EXERCISE PROMPT ->
Tally the lines below that contain the word "latéral", and give only that number.

DATASET ENTRIES ->
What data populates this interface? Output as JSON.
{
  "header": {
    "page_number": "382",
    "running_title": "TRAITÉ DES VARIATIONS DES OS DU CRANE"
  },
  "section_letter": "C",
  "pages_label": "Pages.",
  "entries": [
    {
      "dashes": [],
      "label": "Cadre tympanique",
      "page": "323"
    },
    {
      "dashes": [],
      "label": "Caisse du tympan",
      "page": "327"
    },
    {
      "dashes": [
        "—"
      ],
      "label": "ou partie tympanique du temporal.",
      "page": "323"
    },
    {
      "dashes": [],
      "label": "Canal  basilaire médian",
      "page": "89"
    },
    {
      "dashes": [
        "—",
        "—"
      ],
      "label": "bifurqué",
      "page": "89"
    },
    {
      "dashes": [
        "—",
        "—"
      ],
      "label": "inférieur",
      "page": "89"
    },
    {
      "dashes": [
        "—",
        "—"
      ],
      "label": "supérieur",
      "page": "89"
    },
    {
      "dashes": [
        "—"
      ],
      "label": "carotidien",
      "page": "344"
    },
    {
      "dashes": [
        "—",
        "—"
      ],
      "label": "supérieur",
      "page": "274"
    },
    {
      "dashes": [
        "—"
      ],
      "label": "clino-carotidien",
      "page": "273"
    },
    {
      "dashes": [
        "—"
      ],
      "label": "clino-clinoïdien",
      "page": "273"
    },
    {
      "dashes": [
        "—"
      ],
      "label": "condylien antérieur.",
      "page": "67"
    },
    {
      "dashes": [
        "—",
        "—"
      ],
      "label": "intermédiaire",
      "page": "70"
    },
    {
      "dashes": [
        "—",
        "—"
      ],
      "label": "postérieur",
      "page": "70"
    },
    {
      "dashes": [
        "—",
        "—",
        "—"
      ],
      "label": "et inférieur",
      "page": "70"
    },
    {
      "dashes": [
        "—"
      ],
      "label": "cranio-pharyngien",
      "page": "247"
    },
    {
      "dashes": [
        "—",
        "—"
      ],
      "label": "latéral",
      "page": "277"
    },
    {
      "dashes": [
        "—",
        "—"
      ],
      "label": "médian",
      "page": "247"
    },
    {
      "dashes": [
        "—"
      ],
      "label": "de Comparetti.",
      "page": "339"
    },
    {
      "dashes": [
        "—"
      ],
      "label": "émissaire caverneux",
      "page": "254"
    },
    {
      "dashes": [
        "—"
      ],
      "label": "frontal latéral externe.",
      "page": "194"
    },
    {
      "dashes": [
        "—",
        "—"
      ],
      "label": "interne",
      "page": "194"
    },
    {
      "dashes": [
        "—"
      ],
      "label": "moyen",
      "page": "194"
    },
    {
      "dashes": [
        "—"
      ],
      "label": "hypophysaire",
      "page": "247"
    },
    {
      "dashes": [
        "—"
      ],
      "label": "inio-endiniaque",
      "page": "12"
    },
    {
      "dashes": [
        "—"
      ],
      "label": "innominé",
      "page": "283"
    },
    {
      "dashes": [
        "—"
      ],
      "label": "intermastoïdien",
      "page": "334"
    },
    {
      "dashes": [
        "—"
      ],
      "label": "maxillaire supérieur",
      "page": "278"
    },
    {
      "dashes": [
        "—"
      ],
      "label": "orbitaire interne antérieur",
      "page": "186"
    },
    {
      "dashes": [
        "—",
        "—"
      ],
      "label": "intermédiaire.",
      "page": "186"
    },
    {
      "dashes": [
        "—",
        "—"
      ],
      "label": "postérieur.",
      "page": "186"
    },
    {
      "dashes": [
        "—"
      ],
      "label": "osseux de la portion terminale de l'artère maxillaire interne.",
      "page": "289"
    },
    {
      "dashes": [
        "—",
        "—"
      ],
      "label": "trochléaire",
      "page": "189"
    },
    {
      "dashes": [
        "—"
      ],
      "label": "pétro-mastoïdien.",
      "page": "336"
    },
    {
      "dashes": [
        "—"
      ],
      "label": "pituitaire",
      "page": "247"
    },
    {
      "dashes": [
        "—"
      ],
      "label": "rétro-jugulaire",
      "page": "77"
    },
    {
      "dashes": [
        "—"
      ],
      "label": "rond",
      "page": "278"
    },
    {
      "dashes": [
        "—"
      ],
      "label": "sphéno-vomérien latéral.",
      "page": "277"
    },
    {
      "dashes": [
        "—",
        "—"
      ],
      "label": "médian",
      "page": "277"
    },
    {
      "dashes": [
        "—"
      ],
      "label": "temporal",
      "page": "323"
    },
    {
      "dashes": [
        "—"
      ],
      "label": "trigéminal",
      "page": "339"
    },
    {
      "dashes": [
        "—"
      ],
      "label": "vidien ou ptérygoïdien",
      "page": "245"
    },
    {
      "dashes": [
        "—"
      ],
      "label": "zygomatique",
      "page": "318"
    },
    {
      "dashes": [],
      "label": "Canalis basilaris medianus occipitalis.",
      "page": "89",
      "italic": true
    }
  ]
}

RESULT ->
3